Set task: Would you quote the material below in full and unchanged?

Collection entries:

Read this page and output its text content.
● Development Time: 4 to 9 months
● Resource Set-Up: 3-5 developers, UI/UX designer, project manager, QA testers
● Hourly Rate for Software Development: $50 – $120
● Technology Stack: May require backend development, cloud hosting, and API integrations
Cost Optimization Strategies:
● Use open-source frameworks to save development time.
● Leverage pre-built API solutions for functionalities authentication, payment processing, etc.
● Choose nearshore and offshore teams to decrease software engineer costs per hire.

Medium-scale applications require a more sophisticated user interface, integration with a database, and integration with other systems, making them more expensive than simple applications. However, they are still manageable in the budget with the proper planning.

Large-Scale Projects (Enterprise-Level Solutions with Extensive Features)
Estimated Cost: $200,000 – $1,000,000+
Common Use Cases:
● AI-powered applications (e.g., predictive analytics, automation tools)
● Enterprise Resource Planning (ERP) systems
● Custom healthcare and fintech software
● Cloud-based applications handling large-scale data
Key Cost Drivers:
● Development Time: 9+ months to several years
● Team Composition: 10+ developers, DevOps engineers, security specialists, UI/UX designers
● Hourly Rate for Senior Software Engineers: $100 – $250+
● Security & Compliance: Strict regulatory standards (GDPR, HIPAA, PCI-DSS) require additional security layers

The response:
Read this page and output its text content.
● Development Time: 4 to 9 months
● Resource Set-Up: 3-5 developers, UI/UX designer, project manager, QA testers
● Hourly Rate for Software Development: $50 – $120
● Technology Stack: May require backend development, cloud hosting, and API integrations
Cost Optimization Strategies:
● Use open-source frameworks to save development time.
● Leverage pre-built API solutions for functionalities authentication, payment processing, etc.
● Choose nearshore and offshore teams to decrease software engineer costs per hire.

Medium-scale applications require a more sophisticated user interface, integration with a database, and integration with other systems, making them more expensive than simple applications. However, they are still manageable in the budget with the proper planning.

Large-Scale Projects (Enterprise-Level Solutions with Extensive Features)
Estimated Cost: $200,000 – $1,000,000+
Common Use Cases:
● AI-powered applications (e.g., predictive analytics, automation tools)
● Enterprise Resource Planning (ERP) systems
● Custom healthcare and fintech software
● Cloud-based applications handling large-scale data
Key Cost Drivers:
● Development Time: 9+ months to several years
● Team Composition: 10+ developers, DevOps engineers, security specialists, UI/UX designers
● Hourly Rate for Senior Software Engineers: $100 – $250+
● Security & Compliance: Strict regulatory standards (GDPR, HIPAA, PCI-DSS) require additional security layers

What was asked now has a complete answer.